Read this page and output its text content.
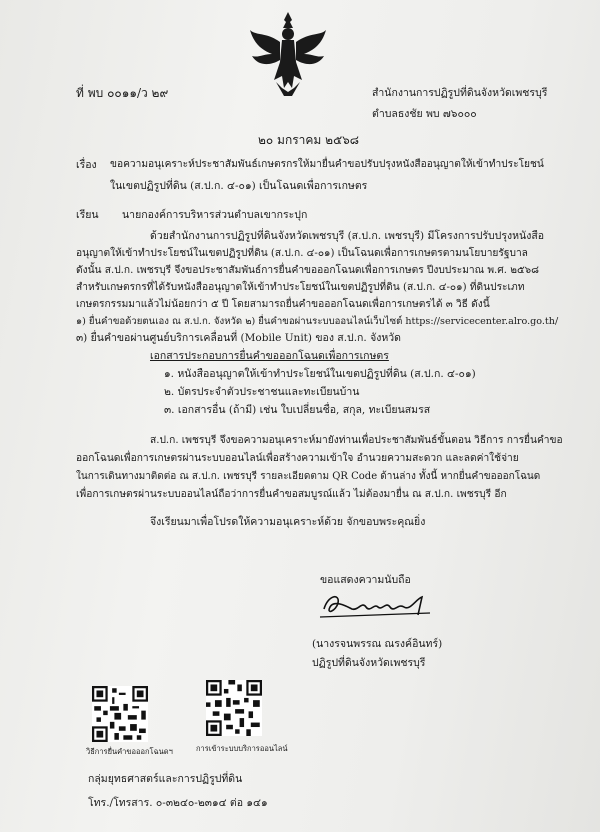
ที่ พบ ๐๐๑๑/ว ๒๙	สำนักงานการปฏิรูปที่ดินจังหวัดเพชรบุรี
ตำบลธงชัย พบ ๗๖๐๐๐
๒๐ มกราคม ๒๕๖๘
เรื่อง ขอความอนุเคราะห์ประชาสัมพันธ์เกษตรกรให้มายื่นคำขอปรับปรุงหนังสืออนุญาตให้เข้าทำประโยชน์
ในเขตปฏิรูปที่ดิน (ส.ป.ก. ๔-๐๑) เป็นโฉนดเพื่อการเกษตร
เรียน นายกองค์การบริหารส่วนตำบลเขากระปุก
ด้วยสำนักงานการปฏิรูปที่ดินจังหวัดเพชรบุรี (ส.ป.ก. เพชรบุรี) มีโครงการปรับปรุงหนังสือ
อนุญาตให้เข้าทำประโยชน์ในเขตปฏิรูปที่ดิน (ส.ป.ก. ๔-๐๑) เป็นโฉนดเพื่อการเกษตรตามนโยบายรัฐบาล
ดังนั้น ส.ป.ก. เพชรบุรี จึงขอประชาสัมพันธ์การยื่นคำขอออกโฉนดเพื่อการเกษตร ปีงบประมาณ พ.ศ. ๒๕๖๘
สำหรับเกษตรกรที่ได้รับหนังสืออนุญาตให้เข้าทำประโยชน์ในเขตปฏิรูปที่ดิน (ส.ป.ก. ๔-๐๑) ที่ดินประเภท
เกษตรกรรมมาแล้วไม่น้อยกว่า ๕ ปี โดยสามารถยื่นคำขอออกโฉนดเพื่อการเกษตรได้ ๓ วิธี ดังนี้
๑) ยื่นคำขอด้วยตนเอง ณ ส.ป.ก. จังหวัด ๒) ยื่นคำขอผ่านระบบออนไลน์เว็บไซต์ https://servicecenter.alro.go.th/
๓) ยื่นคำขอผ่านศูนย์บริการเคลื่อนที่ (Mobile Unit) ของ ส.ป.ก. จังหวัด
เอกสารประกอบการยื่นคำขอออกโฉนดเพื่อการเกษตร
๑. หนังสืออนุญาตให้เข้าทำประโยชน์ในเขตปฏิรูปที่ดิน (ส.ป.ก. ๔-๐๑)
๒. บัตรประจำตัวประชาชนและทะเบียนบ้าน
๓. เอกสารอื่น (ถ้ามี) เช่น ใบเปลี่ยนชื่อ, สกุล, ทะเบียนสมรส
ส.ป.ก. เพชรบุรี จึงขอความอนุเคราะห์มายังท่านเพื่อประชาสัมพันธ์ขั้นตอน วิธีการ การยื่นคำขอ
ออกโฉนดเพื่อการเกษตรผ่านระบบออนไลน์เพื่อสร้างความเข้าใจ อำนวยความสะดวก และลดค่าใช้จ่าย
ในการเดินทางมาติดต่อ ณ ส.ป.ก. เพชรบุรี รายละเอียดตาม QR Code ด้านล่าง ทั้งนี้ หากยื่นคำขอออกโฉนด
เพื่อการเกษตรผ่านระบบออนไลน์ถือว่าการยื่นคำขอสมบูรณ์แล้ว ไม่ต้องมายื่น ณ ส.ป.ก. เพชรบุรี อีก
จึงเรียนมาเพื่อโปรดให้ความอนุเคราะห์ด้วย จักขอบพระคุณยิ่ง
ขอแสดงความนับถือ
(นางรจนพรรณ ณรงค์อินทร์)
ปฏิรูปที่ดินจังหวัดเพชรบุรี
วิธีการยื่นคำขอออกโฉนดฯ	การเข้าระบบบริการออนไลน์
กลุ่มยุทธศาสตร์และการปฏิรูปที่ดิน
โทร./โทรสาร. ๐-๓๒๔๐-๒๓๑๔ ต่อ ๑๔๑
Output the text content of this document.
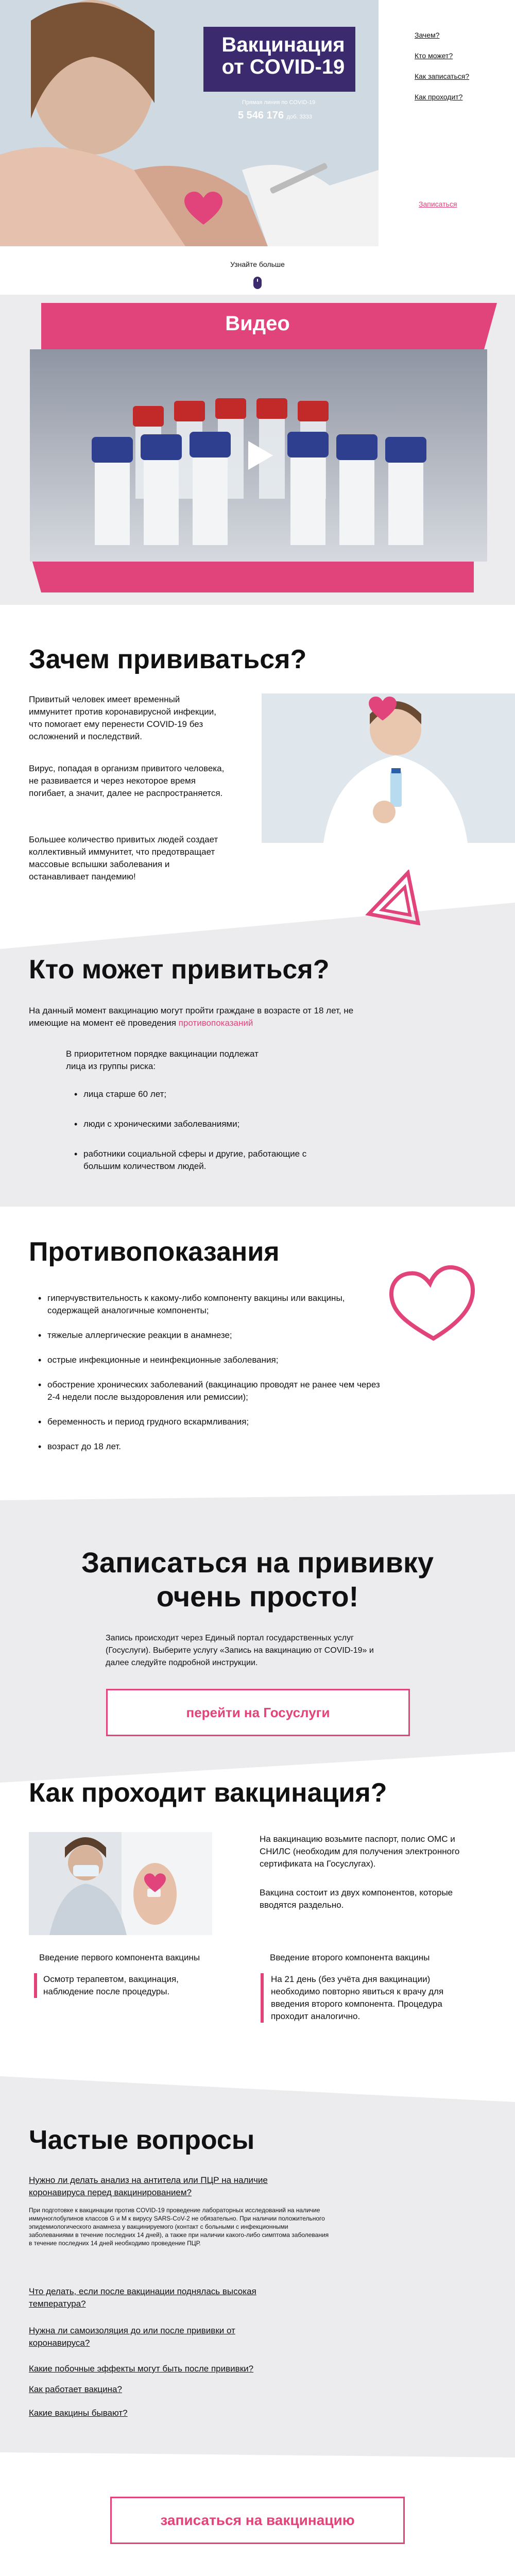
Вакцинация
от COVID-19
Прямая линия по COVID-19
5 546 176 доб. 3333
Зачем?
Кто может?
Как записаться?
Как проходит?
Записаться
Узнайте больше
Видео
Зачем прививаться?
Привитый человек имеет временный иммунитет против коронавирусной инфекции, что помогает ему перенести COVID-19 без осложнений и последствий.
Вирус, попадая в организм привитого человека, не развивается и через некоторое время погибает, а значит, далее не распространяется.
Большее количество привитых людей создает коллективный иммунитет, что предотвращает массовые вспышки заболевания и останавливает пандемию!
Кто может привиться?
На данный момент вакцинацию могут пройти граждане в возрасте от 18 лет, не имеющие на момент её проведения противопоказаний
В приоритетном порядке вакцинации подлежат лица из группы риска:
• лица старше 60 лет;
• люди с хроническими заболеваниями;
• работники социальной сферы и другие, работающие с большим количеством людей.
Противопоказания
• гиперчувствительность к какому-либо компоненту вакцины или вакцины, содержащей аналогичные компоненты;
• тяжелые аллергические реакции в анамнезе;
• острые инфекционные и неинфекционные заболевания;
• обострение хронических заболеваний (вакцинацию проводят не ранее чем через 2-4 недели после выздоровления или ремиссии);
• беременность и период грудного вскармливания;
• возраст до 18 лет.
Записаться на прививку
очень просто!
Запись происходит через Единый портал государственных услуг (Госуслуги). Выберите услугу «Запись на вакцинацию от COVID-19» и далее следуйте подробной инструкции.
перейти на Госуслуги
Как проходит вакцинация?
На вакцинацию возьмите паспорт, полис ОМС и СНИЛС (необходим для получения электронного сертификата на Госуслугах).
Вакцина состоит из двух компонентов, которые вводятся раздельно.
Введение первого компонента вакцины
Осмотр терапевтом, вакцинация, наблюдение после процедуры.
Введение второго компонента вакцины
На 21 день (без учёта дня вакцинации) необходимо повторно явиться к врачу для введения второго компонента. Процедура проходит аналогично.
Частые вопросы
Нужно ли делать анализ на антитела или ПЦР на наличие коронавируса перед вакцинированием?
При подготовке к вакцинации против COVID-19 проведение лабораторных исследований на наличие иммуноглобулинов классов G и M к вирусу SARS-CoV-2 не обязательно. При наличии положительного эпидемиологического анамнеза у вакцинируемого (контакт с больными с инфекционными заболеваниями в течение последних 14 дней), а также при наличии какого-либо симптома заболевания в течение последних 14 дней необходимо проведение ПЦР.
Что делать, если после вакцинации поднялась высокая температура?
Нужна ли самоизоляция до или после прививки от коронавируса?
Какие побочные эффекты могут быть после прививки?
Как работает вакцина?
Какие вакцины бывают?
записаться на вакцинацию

____

[SHORT PROBLEM]: Copy every line of the records above that holds the word "อการเกษตรผ".

[SOLUTION TO THE PROBLEM]:
ออกโฉนดเพื่อการเกษตรผ่านระบบออนไลน์เพื่อสร้างความเข้าใจ อำนวยความสะดวก และลดค่าใช้จ่าย
เพื่อการเกษตรผ่านระบบออนไลน์ถือว่าการยื่นคำขอสมบูรณ์แล้ว ไม่ต้องมายื่น ณ ส.ป.ก. เพชรบุรี อีก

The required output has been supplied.